(Dataset items)
--- START ---

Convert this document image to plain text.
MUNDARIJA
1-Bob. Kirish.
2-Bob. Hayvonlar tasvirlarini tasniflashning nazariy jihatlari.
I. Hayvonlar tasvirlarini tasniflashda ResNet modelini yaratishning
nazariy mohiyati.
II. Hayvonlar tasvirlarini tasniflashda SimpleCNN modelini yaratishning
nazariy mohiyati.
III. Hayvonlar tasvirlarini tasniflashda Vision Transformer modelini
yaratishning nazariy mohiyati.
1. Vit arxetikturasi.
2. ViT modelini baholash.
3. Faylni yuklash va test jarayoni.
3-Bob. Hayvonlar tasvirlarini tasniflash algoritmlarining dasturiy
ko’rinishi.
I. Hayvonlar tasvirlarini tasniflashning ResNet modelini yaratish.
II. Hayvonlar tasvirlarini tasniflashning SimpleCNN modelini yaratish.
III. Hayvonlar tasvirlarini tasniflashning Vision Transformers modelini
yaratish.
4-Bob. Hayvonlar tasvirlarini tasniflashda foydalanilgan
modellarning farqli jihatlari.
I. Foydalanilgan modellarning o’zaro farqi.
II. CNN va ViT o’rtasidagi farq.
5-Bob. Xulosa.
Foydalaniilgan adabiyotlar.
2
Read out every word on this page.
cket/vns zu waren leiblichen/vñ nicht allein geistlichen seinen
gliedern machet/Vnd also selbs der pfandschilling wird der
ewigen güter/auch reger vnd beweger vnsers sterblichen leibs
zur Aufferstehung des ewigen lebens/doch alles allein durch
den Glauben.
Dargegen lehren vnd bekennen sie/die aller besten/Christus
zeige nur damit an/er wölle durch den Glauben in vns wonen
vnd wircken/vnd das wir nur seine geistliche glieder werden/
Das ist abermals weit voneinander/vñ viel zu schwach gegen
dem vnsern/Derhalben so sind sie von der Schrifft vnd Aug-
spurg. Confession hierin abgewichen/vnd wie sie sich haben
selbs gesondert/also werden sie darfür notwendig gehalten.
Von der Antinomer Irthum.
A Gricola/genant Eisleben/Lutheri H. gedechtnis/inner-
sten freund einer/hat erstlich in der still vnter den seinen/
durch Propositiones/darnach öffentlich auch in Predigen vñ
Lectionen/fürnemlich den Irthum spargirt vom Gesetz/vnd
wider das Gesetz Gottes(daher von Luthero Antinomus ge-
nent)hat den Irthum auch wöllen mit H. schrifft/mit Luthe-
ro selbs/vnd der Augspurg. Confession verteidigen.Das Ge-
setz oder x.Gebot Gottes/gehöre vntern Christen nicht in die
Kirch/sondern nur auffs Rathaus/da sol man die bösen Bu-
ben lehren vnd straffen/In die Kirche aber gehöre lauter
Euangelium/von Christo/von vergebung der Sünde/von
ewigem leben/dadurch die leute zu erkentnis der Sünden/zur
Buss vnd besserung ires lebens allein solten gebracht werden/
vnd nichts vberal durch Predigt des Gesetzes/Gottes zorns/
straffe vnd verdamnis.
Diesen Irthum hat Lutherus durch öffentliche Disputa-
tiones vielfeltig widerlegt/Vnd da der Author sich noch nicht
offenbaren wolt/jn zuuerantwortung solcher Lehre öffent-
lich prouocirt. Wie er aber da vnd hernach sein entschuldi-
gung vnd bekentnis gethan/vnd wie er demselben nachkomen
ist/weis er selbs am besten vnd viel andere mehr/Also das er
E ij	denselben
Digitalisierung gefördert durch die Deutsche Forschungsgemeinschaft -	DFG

--- END ---

Set problem
All of the records must be retyped exactly as they are.

Exercise solution
Convert this document image to plain text.
MUNDARIJA
1-Bob. Kirish.
2-Bob. Hayvonlar tasvirlarini tasniflashning nazariy jihatlari.
I. Hayvonlar tasvirlarini tasniflashda ResNet modelini yaratishning
nazariy mohiyati.
II. Hayvonlar tasvirlarini tasniflashda SimpleCNN modelini yaratishning
nazariy mohiyati.
III. Hayvonlar tasvirlarini tasniflashda Vision Transformer modelini
yaratishning nazariy mohiyati.
1. Vit arxetikturasi.
2. ViT modelini baholash.
3. Faylni yuklash va test jarayoni.
3-Bob. Hayvonlar tasvirlarini tasniflash algoritmlarining dasturiy
ko’rinishi.
I. Hayvonlar tasvirlarini tasniflashning ResNet modelini yaratish.
II. Hayvonlar tasvirlarini tasniflashning SimpleCNN modelini yaratish.
III. Hayvonlar tasvirlarini tasniflashning Vision Transformers modelini
yaratish.
4-Bob. Hayvonlar tasvirlarini tasniflashda foydalanilgan
modellarning farqli jihatlari.
I. Foydalanilgan modellarning o’zaro farqi.
II. CNN va ViT o’rtasidagi farq.
5-Bob. Xulosa.
Foydalaniilgan adabiyotlar.
2
Read out every word on this page.
cket/vns zu waren leiblichen/vñ nicht allein geistlichen seinen
gliedern machet/Vnd also selbs der pfandschilling wird der
ewigen güter/auch reger vnd beweger vnsers sterblichen leibs
zur Aufferstehung des ewigen lebens/doch alles allein durch
den Glauben.
Dargegen lehren vnd bekennen sie/die aller besten/Christus
zeige nur damit an/er wölle durch den Glauben in vns wonen
vnd wircken/vnd das wir nur seine geistliche glieder werden/
Das ist abermals weit voneinander/vñ viel zu schwach gegen
dem vnsern/Derhalben so sind sie von der Schrifft vnd Aug-
spurg. Confession hierin abgewichen/vnd wie sie sich haben
selbs gesondert/also werden sie darfür notwendig gehalten.
Von der Antinomer Irthum.
A Gricola/genant Eisleben/Lutheri H. gedechtnis/inner-
sten freund einer/hat erstlich in der still vnter den seinen/
durch Propositiones/darnach öffentlich auch in Predigen vñ
Lectionen/fürnemlich den Irthum spargirt vom Gesetz/vnd
wider das Gesetz Gottes(daher von Luthero Antinomus ge-
nent)hat den Irthum auch wöllen mit H. schrifft/mit Luthe-
ro selbs/vnd der Augspurg. Confession verteidigen.Das Ge-
setz oder x.Gebot Gottes/gehöre vntern Christen nicht in die
Kirch/sondern nur auffs Rathaus/da sol man die bösen Bu-
ben lehren vnd straffen/In die Kirche aber gehöre lauter
Euangelium/von Christo/von vergebung der Sünde/von
ewigem leben/dadurch die leute zu erkentnis der Sünden/zur
Buss vnd besserung ires lebens allein solten gebracht werden/
vnd nichts vberal durch Predigt des Gesetzes/Gottes zorns/
straffe vnd verdamnis.
Diesen Irthum hat Lutherus durch öffentliche Disputa-
tiones vielfeltig widerlegt/Vnd da der Author sich noch nicht
offenbaren wolt/jn zuuerantwortung solcher Lehre öffent-
lich prouocirt. Wie er aber da vnd hernach sein entschuldi-
gung vnd bekentnis gethan/vnd wie er demselben nachkomen
ist/weis er selbs am besten vnd viel andere mehr/Also das er
E ij	denselben
Digitalisierung gefördert durch die Deutsche Forschungsgemeinschaft -	DFG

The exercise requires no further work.